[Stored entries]
* * * *

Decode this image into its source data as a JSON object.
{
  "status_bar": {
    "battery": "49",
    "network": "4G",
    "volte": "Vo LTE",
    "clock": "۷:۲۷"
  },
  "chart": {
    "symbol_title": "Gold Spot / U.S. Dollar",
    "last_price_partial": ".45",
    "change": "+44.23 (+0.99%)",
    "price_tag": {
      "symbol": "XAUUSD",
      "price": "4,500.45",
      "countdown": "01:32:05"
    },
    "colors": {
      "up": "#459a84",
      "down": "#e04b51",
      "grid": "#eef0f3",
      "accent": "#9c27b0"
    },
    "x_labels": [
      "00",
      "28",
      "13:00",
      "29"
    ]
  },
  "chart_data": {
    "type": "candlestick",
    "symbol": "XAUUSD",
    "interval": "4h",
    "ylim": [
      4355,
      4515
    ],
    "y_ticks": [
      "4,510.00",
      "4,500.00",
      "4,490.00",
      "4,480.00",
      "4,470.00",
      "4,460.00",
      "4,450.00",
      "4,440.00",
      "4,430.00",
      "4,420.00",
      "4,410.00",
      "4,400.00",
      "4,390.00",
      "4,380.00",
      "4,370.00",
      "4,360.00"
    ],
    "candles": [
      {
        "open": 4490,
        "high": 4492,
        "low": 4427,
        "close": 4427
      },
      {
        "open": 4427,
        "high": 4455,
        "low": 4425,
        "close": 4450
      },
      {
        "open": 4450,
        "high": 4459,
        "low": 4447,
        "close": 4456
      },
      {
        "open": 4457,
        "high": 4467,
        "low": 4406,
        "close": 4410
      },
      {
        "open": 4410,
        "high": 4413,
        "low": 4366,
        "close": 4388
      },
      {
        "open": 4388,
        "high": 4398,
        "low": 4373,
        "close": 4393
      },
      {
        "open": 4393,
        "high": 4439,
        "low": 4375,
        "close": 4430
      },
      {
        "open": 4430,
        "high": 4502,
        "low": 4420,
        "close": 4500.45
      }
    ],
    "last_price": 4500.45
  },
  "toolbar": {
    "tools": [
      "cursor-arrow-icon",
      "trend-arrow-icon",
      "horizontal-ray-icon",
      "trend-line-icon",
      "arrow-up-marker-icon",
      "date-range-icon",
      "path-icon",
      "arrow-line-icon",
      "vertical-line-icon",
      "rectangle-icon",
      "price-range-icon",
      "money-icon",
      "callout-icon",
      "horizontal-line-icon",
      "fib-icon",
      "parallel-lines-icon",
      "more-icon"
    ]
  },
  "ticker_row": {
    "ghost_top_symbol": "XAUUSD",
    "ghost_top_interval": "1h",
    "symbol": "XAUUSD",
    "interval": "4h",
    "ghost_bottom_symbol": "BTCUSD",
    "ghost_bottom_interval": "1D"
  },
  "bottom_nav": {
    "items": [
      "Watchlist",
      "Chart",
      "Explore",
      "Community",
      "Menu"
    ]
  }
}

* * * *

» Do this
Return each entry from above without altering a single character.

» Result of this exercise
Decode this image into its source data as a JSON object.
{
  "status_bar": {
    "battery": "49",
    "network": "4G",
    "volte": "Vo LTE",
    "clock": "۷:۲۷"
  },
  "chart": {
    "symbol_title": "Gold Spot / U.S. Dollar",
    "last_price_partial": ".45",
    "change": "+44.23 (+0.99%)",
    "price_tag": {
      "symbol": "XAUUSD",
      "price": "4,500.45",
      "countdown": "01:32:05"
    },
    "colors": {
      "up": "#459a84",
      "down": "#e04b51",
      "grid": "#eef0f3",
      "accent": "#9c27b0"
    },
    "x_labels": [
      "00",
      "28",
      "13:00",
      "29"
    ]
  },
  "chart_data": {
    "type": "candlestick",
    "symbol": "XAUUSD",
    "interval": "4h",
    "ylim": [
      4355,
      4515
    ],
    "y_ticks": [
      "4,510.00",
      "4,500.00",
      "4,490.00",
      "4,480.00",
      "4,470.00",
      "4,460.00",
      "4,450.00",
      "4,440.00",
      "4,430.00",
      "4,420.00",
      "4,410.00",
      "4,400.00",
      "4,390.00",
      "4,380.00",
      "4,370.00",
      "4,360.00"
    ],
    "candles": [
      {
        "open": 4490,
        "high": 4492,
        "low": 4427,
        "close": 4427
      },
      {
        "open": 4427,
        "high": 4455,
        "low": 4425,
        "close": 4450
      },
      {
        "open": 4450,
        "high": 4459,
        "low": 4447,
        "close": 4456
      },
      {
        "open": 4457,
        "high": 4467,
        "low": 4406,
        "close": 4410
      },
      {
        "open": 4410,
        "high": 4413,
        "low": 4366,
        "close": 4388
      },
      {
        "open": 4388,
        "high": 4398,
        "low": 4373,
        "close": 4393
      },
      {
        "open": 4393,
        "high": 4439,
        "low": 4375,
        "close": 4430
      },
      {
        "open": 4430,
        "high": 4502,
        "low": 4420,
        "close": 4500.45
      }
    ],
    "last_price": 4500.45
  },
  "toolbar": {
    "tools": [
      "cursor-arrow-icon",
      "trend-arrow-icon",
      "horizontal-ray-icon",
      "trend-line-icon",
      "arrow-up-marker-icon",
      "date-range-icon",
      "path-icon",
      "arrow-line-icon",
      "vertical-line-icon",
      "rectangle-icon",
      "price-range-icon",
      "money-icon",
      "callout-icon",
      "horizontal-line-icon",
      "fib-icon",
      "parallel-lines-icon",
      "more-icon"
    ]
  },
  "ticker_row": {
    "ghost_top_symbol": "XAUUSD",
    "ghost_top_interval": "1h",
    "symbol": "XAUUSD",
    "interval": "4h",
    "ghost_bottom_symbol": "BTCUSD",
    "ghost_bottom_interval": "1D"
  },
  "bottom_nav": {
    "items": [
      "Watchlist",
      "Chart",
      "Explore",
      "Community",
      "Menu"
    ]
  }
}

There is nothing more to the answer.